[Extracted records]

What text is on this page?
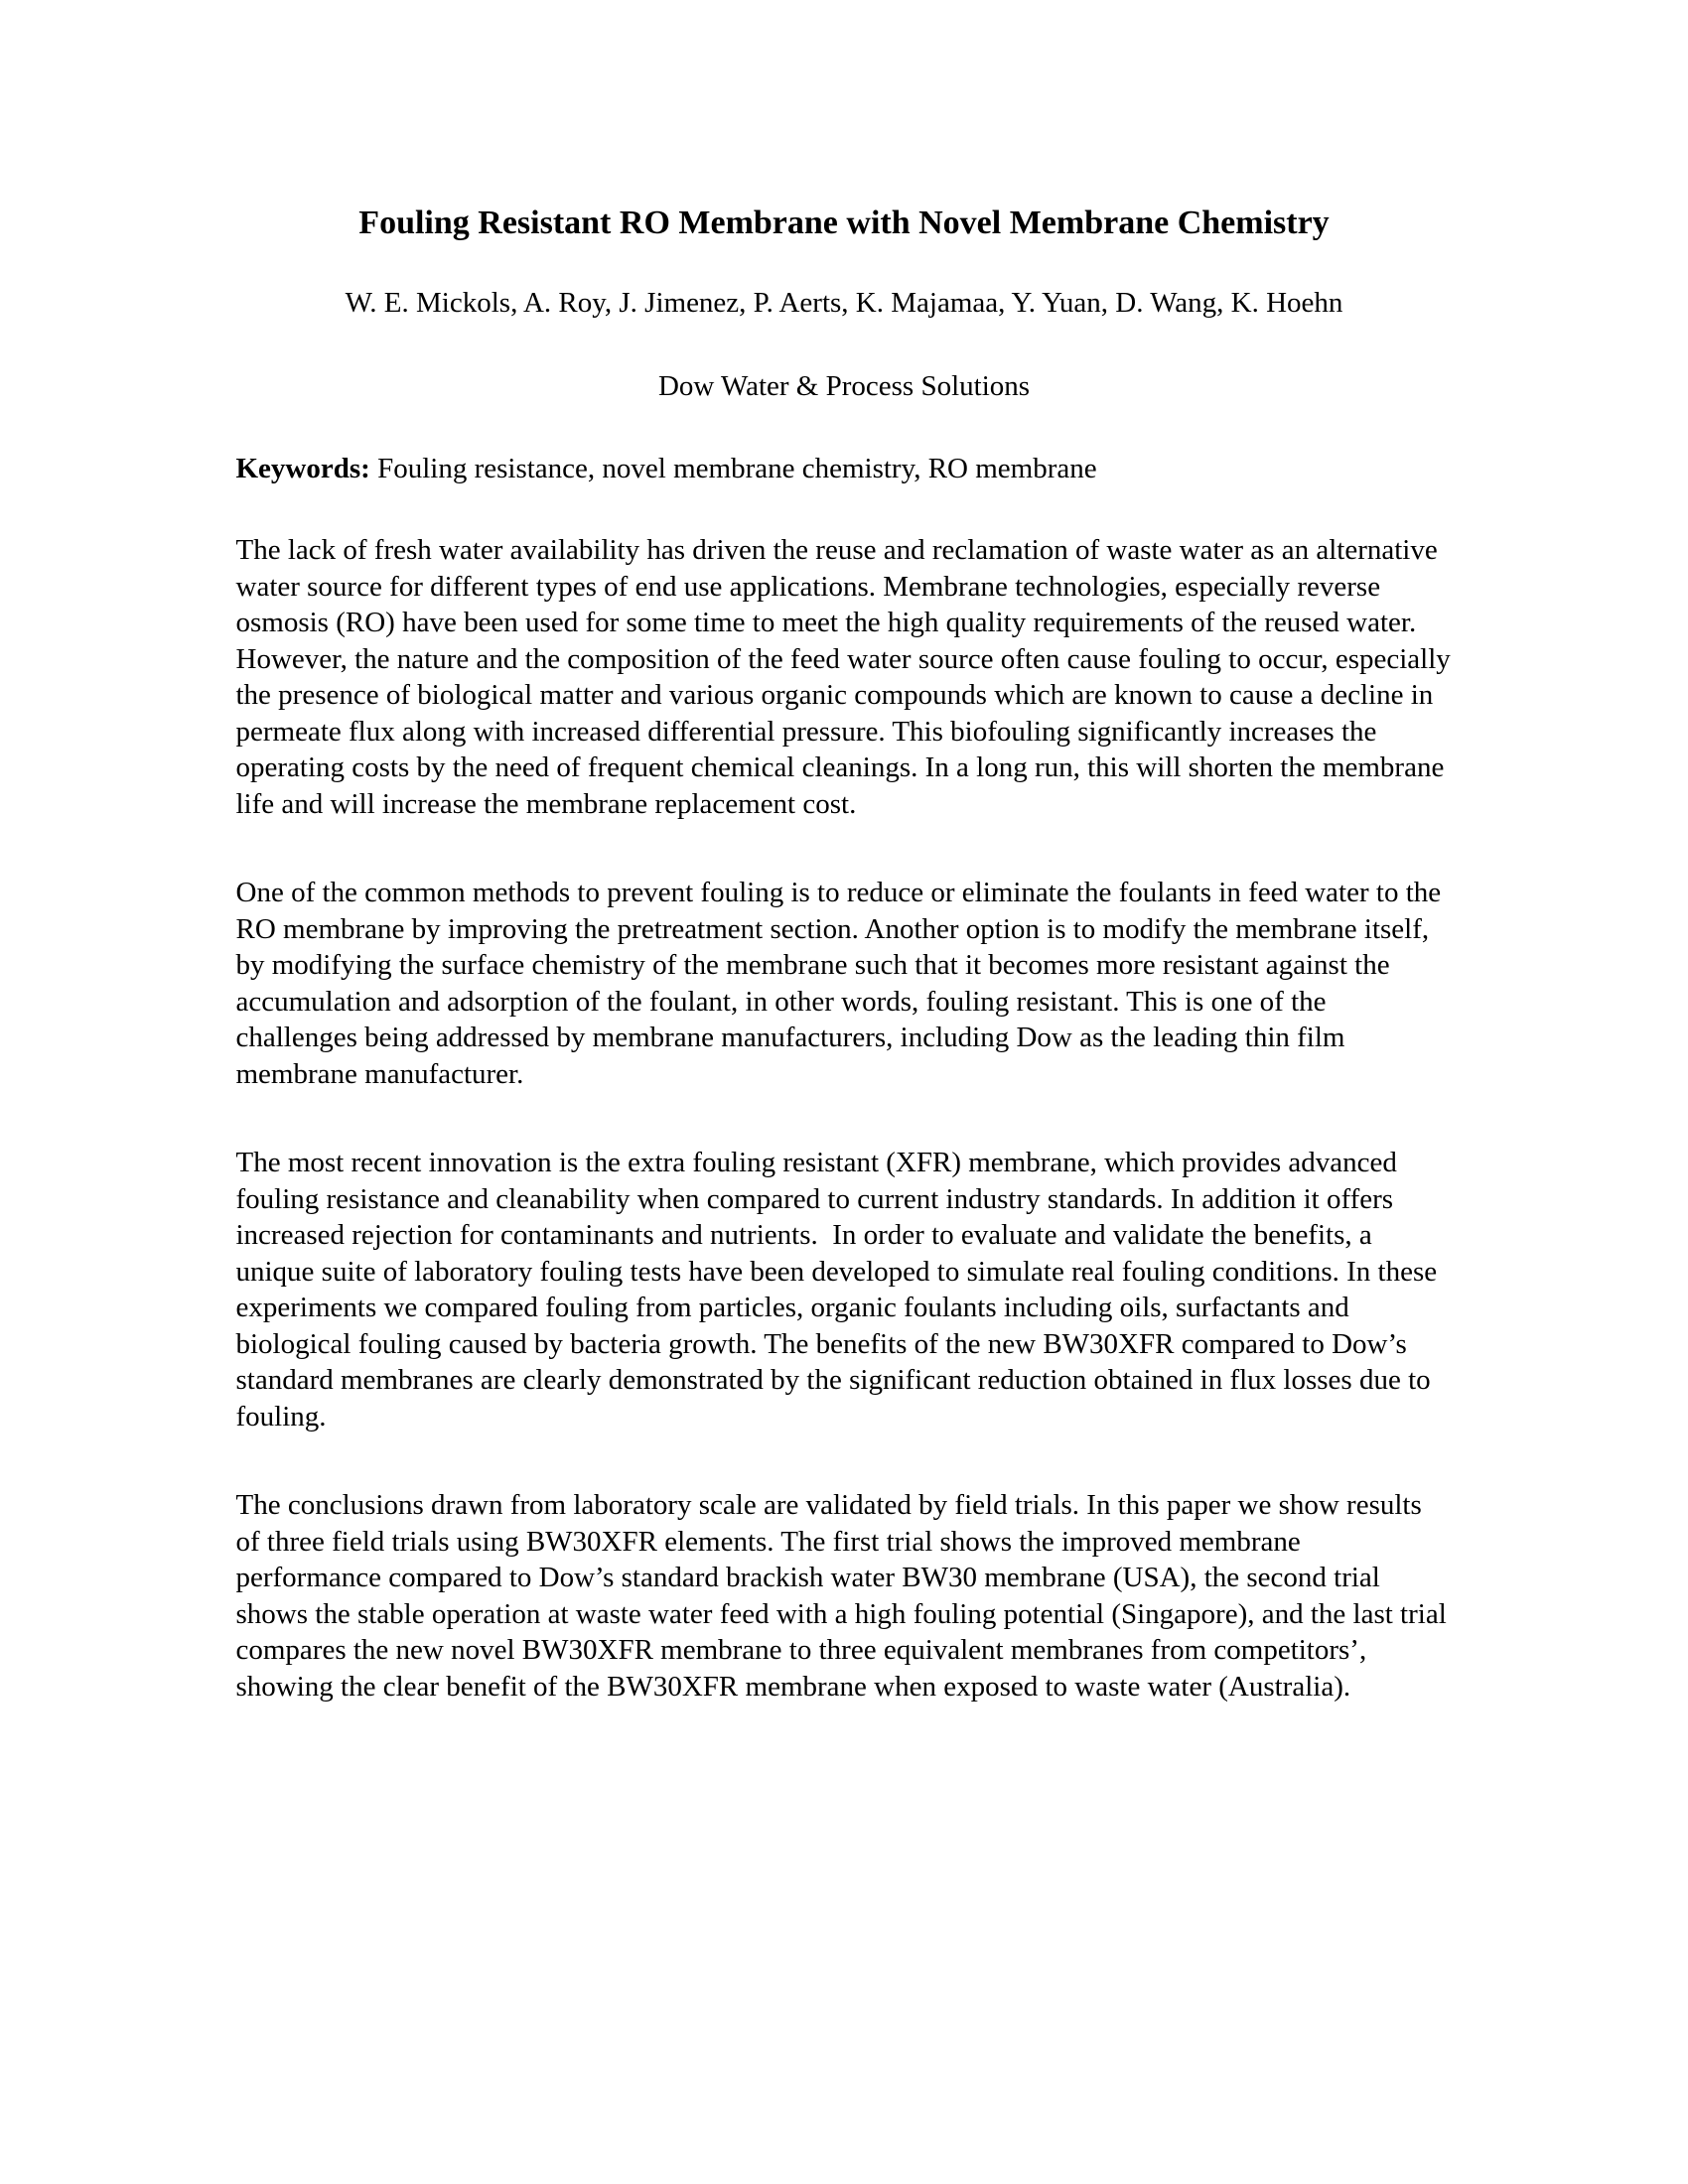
Fouling Resistant RO Membrane with Novel Membrane Chemistry

W. E. Mickols, A. Roy, J. Jimenez, P. Aerts, K. Majamaa, Y. Yuan, D. Wang, K. Hoehn

Dow Water & Process Solutions

Keywords: Fouling resistance, novel membrane chemistry, RO membrane

The lack of fresh water availability has driven the reuse and reclamation of waste water as an alternative water source for different types of end use applications. Membrane technologies, especially reverse osmosis (RO) have been used for some time to meet the high quality requirements of the reused water. However, the nature and the composition of the feed water source often cause fouling to occur, especially the presence of biological matter and various organic compounds which are known to cause a decline in permeate flux along with increased differential pressure. This biofouling significantly increases the operating costs by the need of frequent chemical cleanings. In a long run, this will shorten the membrane life and will increase the membrane replacement cost.

One of the common methods to prevent fouling is to reduce or eliminate the foulants in feed water to the RO membrane by improving the pretreatment section. Another option is to modify the membrane itself, by modifying the surface chemistry of the membrane such that it becomes more resistant against the accumulation and adsorption of the foulant, in other words, fouling resistant. This is one of the challenges being addressed by membrane manufacturers, including Dow as the leading thin film membrane manufacturer.

The most recent innovation is the extra fouling resistant (XFR) membrane, which provides advanced fouling resistance and cleanability when compared to current industry standards. In addition it offers increased rejection for contaminants and nutrients.  In order to evaluate and validate the benefits, a unique suite of laboratory fouling tests have been developed to simulate real fouling conditions. In these experiments we compared fouling from particles, organic foulants including oils, surfactants and biological fouling caused by bacteria growth. The benefits of the new BW30XFR compared to Dow’s standard membranes are clearly demonstrated by the significant reduction obtained in flux losses due to fouling.

The conclusions drawn from laboratory scale are validated by field trials. In this paper we show results of three field trials using BW30XFR elements. The first trial shows the improved membrane performance compared to Dow’s standard brackish water BW30 membrane (USA), the second trial shows the stable operation at waste water feed with a high fouling potential (Singapore), and the last trial compares the new novel BW30XFR membrane to three equivalent membranes from competitors’, showing the clear benefit of the BW30XFR membrane when exposed to waste water (Australia).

[/Extracted records]

### What you are asked to do
The response should reproduce all the material above exactly and leave out its pictures.

### Solved exercise
What text is on this page?
Fouling Resistant RO Membrane with Novel Membrane Chemistry

W. E. Mickols, A. Roy, J. Jimenez, P. Aerts, K. Majamaa, Y. Yuan, D. Wang, K. Hoehn

Dow Water & Process Solutions

Keywords: Fouling resistance, novel membrane chemistry, RO membrane

The lack of fresh water availability has driven the reuse and reclamation of waste water as an alternative water source for different types of end use applications. Membrane technologies, especially reverse osmosis (RO) have been used for some time to meet the high quality requirements of the reused water. However, the nature and the composition of the feed water source often cause fouling to occur, especially the presence of biological matter and various organic compounds which are known to cause a decline in permeate flux along with increased differential pressure. This biofouling significantly increases the operating costs by the need of frequent chemical cleanings. In a long run, this will shorten the membrane life and will increase the membrane replacement cost.

One of the common methods to prevent fouling is to reduce or eliminate the foulants in feed water to the RO membrane by improving the pretreatment section. Another option is to modify the membrane itself, by modifying the surface chemistry of the membrane such that it becomes more resistant against the accumulation and adsorption of the foulant, in other words, fouling resistant. This is one of the challenges being addressed by membrane manufacturers, including Dow as the leading thin film membrane manufacturer.

The most recent innovation is the extra fouling resistant (XFR) membrane, which provides advanced fouling resistance and cleanability when compared to current industry standards. In addition it offers increased rejection for contaminants and nutrients.  In order to evaluate and validate the benefits, a unique suite of laboratory fouling tests have been developed to simulate real fouling conditions. In these experiments we compared fouling from particles, organic foulants including oils, surfactants and biological fouling caused by bacteria growth. The benefits of the new BW30XFR compared to Dow’s standard membranes are clearly demonstrated by the significant reduction obtained in flux losses due to fouling.

The conclusions drawn from laboratory scale are validated by field trials. In this paper we show results of three field trials using BW30XFR elements. The first trial shows the improved membrane performance compared to Dow’s standard brackish water BW30 membrane (USA), the second trial shows the stable operation at waste water feed with a high fouling potential (Singapore), and the last trial compares the new novel BW30XFR membrane to three equivalent membranes from competitors’, showing the clear benefit of the BW30XFR membrane when exposed to waste water (Australia).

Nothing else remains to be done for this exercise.